▶ _EXERCISE DIRECTIONS_:
Copy every entry word for word. Skip the pictures.

Records about charts and figures:
* * *

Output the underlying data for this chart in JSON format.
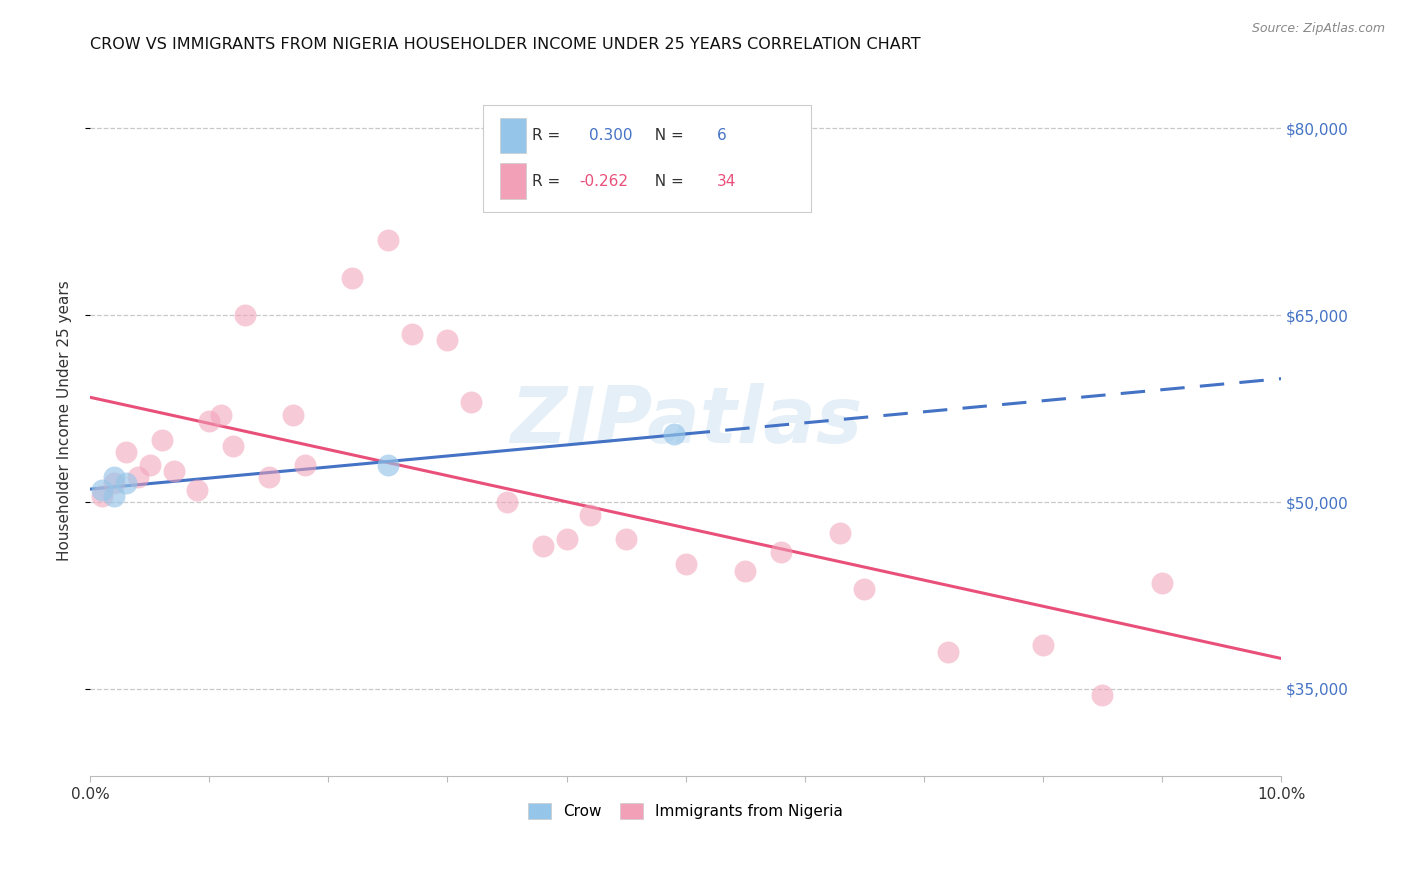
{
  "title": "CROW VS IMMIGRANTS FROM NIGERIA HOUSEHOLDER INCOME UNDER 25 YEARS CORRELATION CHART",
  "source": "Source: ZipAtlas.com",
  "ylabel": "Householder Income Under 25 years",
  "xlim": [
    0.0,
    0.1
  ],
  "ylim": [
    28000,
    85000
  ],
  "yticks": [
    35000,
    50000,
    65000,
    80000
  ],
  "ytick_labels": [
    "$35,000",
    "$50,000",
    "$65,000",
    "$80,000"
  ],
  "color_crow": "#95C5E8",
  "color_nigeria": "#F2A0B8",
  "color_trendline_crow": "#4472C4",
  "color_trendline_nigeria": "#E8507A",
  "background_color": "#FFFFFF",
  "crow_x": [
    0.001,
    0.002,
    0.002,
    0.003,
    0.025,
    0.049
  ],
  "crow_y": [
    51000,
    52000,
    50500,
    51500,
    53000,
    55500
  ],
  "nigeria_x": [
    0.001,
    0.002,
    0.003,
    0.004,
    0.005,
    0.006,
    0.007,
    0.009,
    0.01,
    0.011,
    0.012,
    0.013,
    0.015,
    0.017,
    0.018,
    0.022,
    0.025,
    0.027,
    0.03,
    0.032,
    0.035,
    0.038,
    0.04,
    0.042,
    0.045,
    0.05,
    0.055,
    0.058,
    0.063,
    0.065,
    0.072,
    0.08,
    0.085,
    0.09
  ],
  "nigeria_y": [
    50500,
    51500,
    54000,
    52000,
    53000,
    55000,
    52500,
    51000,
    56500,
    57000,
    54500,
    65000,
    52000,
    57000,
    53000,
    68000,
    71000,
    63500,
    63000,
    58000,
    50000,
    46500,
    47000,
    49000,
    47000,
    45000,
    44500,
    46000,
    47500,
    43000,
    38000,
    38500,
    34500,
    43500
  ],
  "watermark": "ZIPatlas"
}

* * *

▶ _PROBLEM SOLUTION_:
Output the underlying data for this chart in JSON format.
{
  "title": "CROW VS IMMIGRANTS FROM NIGERIA HOUSEHOLDER INCOME UNDER 25 YEARS CORRELATION CHART",
  "source": "Source: ZipAtlas.com",
  "ylabel": "Householder Income Under 25 years",
  "xlim": [
    0.0,
    0.1
  ],
  "ylim": [
    28000,
    85000
  ],
  "yticks": [
    35000,
    50000,
    65000,
    80000
  ],
  "ytick_labels": [
    "$35,000",
    "$50,000",
    "$65,000",
    "$80,000"
  ],
  "color_crow": "#95C5E8",
  "color_nigeria": "#F2A0B8",
  "color_trendline_crow": "#4472C4",
  "color_trendline_nigeria": "#E8507A",
  "background_color": "#FFFFFF",
  "crow_x": [
    0.001,
    0.002,
    0.002,
    0.003,
    0.025,
    0.049
  ],
  "crow_y": [
    51000,
    52000,
    50500,
    51500,
    53000,
    55500
  ],
  "nigeria_x": [
    0.001,
    0.002,
    0.003,
    0.004,
    0.005,
    0.006,
    0.007,
    0.009,
    0.01,
    0.011,
    0.012,
    0.013,
    0.015,
    0.017,
    0.018,
    0.022,
    0.025,
    0.027,
    0.03,
    0.032,
    0.035,
    0.038,
    0.04,
    0.042,
    0.045,
    0.05,
    0.055,
    0.058,
    0.063,
    0.065,
    0.072,
    0.08,
    0.085,
    0.09
  ],
  "nigeria_y": [
    50500,
    51500,
    54000,
    52000,
    53000,
    55000,
    52500,
    51000,
    56500,
    57000,
    54500,
    65000,
    52000,
    57000,
    53000,
    68000,
    71000,
    63500,
    63000,
    58000,
    50000,
    46500,
    47000,
    49000,
    47000,
    45000,
    44500,
    46000,
    47500,
    43000,
    38000,
    38500,
    34500,
    43500
  ],
  "watermark": "ZIPatlas"
}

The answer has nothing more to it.